WHAT THE TASK REQUIRES: Each entry below must be repeated word for word.

++++ PROVIDED ENTRIES

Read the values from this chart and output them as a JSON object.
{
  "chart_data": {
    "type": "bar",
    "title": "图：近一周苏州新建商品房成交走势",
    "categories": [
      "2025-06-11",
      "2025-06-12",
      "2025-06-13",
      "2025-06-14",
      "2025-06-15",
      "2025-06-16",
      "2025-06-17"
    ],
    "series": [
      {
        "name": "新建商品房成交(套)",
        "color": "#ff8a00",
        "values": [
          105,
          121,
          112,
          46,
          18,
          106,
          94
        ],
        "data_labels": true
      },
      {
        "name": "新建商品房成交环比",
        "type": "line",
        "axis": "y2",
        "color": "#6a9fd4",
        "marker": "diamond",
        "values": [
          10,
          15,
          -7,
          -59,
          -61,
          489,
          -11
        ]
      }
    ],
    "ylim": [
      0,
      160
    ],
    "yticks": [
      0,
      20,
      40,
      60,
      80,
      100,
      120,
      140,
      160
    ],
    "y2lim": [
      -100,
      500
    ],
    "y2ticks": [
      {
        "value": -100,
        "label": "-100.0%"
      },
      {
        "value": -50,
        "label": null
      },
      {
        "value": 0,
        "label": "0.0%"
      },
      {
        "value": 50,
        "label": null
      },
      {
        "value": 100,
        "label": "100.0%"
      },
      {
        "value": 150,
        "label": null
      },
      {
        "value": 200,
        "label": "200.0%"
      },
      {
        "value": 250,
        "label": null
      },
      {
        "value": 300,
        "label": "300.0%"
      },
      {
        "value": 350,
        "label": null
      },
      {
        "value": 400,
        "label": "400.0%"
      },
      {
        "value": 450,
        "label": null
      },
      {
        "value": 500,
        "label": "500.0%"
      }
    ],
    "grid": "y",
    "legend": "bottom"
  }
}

++++++++

OUTPUT FOR THIS EXERCISE:
Read the values from this chart and output them as a JSON object.
{
  "chart_data": {
    "type": "bar",
    "title": "图：近一周苏州新建商品房成交走势",
    "categories": [
      "2025-06-11",
      "2025-06-12",
      "2025-06-13",
      "2025-06-14",
      "2025-06-15",
      "2025-06-16",
      "2025-06-17"
    ],
    "series": [
      {
        "name": "新建商品房成交(套)",
        "color": "#ff8a00",
        "values": [
          105,
          121,
          112,
          46,
          18,
          106,
          94
        ],
        "data_labels": true
      },
      {
        "name": "新建商品房成交环比",
        "type": "line",
        "axis": "y2",
        "color": "#6a9fd4",
        "marker": "diamond",
        "values": [
          10,
          15,
          -7,
          -59,
          -61,
          489,
          -11
        ]
      }
    ],
    "ylim": [
      0,
      160
    ],
    "yticks": [
      0,
      20,
      40,
      60,
      80,
      100,
      120,
      140,
      160
    ],
    "y2lim": [
      -100,
      500
    ],
    "y2ticks": [
      {
        "value": -100,
        "label": "-100.0%"
      },
      {
        "value": -50,
        "label": null
      },
      {
        "value": 0,
        "label": "0.0%"
      },
      {
        "value": 50,
        "label": null
      },
      {
        "value": 100,
        "label": "100.0%"
      },
      {
        "value": 150,
        "label": null
      },
      {
        "value": 200,
        "label": "200.0%"
      },
      {
        "value": 250,
        "label": null
      },
      {
        "value": 300,
        "label": "300.0%"
      },
      {
        "value": 350,
        "label": null
      },
      {
        "value": 400,
        "label": "400.0%"
      },
      {
        "value": 450,
        "label": null
      },
      {
        "value": 500,
        "label": "500.0%"
      }
    ],
    "grid": "y",
    "legend": "bottom"
  }
}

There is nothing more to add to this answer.